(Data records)
******************************

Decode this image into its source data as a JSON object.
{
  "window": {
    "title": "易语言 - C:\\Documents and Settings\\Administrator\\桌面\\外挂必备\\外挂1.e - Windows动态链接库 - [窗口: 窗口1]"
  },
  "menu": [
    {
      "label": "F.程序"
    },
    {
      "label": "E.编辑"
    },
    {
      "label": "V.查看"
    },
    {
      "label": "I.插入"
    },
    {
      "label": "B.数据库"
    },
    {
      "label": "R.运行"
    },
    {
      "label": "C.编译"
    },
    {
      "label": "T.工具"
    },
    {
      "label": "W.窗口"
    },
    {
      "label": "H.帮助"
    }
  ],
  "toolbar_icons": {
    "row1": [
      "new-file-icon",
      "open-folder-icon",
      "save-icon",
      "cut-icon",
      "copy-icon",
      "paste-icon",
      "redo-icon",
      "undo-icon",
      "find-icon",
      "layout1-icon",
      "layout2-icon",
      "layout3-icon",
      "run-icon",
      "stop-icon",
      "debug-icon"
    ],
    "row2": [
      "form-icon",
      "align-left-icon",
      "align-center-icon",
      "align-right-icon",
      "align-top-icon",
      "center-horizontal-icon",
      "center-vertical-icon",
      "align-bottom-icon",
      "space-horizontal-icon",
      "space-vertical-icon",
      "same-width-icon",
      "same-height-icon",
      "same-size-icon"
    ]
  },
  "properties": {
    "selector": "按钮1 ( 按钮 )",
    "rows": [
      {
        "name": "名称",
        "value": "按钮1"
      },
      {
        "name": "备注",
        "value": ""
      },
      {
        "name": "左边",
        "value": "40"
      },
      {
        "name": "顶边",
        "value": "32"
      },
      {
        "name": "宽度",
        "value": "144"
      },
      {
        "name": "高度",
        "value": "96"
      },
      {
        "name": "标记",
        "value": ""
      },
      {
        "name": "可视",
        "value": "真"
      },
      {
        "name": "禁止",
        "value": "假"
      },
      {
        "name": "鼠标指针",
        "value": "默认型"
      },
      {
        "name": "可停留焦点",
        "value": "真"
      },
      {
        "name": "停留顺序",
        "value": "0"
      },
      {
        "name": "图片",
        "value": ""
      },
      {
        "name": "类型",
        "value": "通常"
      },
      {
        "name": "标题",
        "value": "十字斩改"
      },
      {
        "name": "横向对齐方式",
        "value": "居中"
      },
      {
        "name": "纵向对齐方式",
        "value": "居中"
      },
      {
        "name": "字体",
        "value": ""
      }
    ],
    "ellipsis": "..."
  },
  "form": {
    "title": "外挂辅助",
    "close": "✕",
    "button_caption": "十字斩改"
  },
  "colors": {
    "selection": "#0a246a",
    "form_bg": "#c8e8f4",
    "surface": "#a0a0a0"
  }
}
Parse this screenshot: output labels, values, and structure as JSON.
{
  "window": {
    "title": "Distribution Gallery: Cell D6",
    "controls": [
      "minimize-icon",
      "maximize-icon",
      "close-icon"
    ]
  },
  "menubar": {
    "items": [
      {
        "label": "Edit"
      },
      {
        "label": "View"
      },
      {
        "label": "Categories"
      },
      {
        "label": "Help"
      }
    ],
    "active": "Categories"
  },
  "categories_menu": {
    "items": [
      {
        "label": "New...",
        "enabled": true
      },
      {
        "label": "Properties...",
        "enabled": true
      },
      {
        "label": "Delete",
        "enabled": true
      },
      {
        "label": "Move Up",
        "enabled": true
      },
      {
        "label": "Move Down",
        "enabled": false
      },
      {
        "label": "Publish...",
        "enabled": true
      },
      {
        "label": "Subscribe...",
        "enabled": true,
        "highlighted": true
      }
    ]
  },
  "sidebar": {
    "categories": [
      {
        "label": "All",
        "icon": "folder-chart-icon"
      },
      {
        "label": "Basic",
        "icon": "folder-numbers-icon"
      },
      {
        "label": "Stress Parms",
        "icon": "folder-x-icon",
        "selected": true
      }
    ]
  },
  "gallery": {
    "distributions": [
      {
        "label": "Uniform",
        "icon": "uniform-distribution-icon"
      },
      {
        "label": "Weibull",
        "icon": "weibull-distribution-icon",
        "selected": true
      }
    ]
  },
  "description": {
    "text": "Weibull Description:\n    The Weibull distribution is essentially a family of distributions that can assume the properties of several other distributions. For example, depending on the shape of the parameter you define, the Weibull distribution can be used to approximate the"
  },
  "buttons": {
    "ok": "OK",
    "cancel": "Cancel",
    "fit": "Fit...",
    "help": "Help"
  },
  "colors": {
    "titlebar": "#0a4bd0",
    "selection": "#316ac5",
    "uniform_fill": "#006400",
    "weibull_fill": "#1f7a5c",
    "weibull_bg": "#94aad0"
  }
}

******************************

Transcribe the whole listing exactly.

◆ FINAL ANSWER ◆
Decode this image into its source data as a JSON object.
{
  "window": {
    "title": "易语言 - C:\\Documents and Settings\\Administrator\\桌面\\外挂必备\\外挂1.e - Windows动态链接库 - [窗口: 窗口1]"
  },
  "menu": [
    {
      "label": "F.程序"
    },
    {
      "label": "E.编辑"
    },
    {
      "label": "V.查看"
    },
    {
      "label": "I.插入"
    },
    {
      "label": "B.数据库"
    },
    {
      "label": "R.运行"
    },
    {
      "label": "C.编译"
    },
    {
      "label": "T.工具"
    },
    {
      "label": "W.窗口"
    },
    {
      "label": "H.帮助"
    }
  ],
  "toolbar_icons": {
    "row1": [
      "new-file-icon",
      "open-folder-icon",
      "save-icon",
      "cut-icon",
      "copy-icon",
      "paste-icon",
      "redo-icon",
      "undo-icon",
      "find-icon",
      "layout1-icon",
      "layout2-icon",
      "layout3-icon",
      "run-icon",
      "stop-icon",
      "debug-icon"
    ],
    "row2": [
      "form-icon",
      "align-left-icon",
      "align-center-icon",
      "align-right-icon",
      "align-top-icon",
      "center-horizontal-icon",
      "center-vertical-icon",
      "align-bottom-icon",
      "space-horizontal-icon",
      "space-vertical-icon",
      "same-width-icon",
      "same-height-icon",
      "same-size-icon"
    ]
  },
  "properties": {
    "selector": "按钮1 ( 按钮 )",
    "rows": [
      {
        "name": "名称",
        "value": "按钮1"
      },
      {
        "name": "备注",
        "value": ""
      },
      {
        "name": "左边",
        "value": "40"
      },
      {
        "name": "顶边",
        "value": "32"
      },
      {
        "name": "宽度",
        "value": "144"
      },
      {
        "name": "高度",
        "value": "96"
      },
      {
        "name": "标记",
        "value": ""
      },
      {
        "name": "可视",
        "value": "真"
      },
      {
        "name": "禁止",
        "value": "假"
      },
      {
        "name": "鼠标指针",
        "value": "默认型"
      },
      {
        "name": "可停留焦点",
        "value": "真"
      },
      {
        "name": "停留顺序",
        "value": "0"
      },
      {
        "name": "图片",
        "value": ""
      },
      {
        "name": "类型",
        "value": "通常"
      },
      {
        "name": "标题",
        "value": "十字斩改"
      },
      {
        "name": "横向对齐方式",
        "value": "居中"
      },
      {
        "name": "纵向对齐方式",
        "value": "居中"
      },
      {
        "name": "字体",
        "value": ""
      }
    ],
    "ellipsis": "..."
  },
  "form": {
    "title": "外挂辅助",
    "close": "✕",
    "button_caption": "十字斩改"
  },
  "colors": {
    "selection": "#0a246a",
    "form_bg": "#c8e8f4",
    "surface": "#a0a0a0"
  }
}
Parse this screenshot: output labels, values, and structure as JSON.
{
  "window": {
    "title": "Distribution Gallery: Cell D6",
    "controls": [
      "minimize-icon",
      "maximize-icon",
      "close-icon"
    ]
  },
  "menubar": {
    "items": [
      {
        "label": "Edit"
      },
      {
        "label": "View"
      },
      {
        "label": "Categories"
      },
      {
        "label": "Help"
      }
    ],
    "active": "Categories"
  },
  "categories_menu": {
    "items": [
      {
        "label": "New...",
        "enabled": true
      },
      {
        "label": "Properties...",
        "enabled": true
      },
      {
        "label": "Delete",
        "enabled": true
      },
      {
        "label": "Move Up",
        "enabled": true
      },
      {
        "label": "Move Down",
        "enabled": false
      },
      {
        "label": "Publish...",
        "enabled": true
      },
      {
        "label": "Subscribe...",
        "enabled": true,
        "highlighted": true
      }
    ]
  },
  "sidebar": {
    "categories": [
      {
        "label": "All",
        "icon": "folder-chart-icon"
      },
      {
        "label": "Basic",
        "icon": "folder-numbers-icon"
      },
      {
        "label": "Stress Parms",
        "icon": "folder-x-icon",
        "selected": true
      }
    ]
  },
  "gallery": {
    "distributions": [
      {
        "label": "Uniform",
        "icon": "uniform-distribution-icon"
      },
      {
        "label": "Weibull",
        "icon": "weibull-distribution-icon",
        "selected": true
      }
    ]
  },
  "description": {
    "text": "Weibull Description:\n    The Weibull distribution is essentially a family of distributions that can assume the properties of several other distributions. For example, depending on the shape of the parameter you define, the Weibull distribution can be used to approximate the"
  },
  "buttons": {
    "ok": "OK",
    "cancel": "Cancel",
    "fit": "Fit...",
    "help": "Help"
  },
  "colors": {
    "titlebar": "#0a4bd0",
    "selection": "#316ac5",
    "uniform_fill": "#006400",
    "weibull_fill": "#1f7a5c",
    "weibull_bg": "#94aad0"
  }
}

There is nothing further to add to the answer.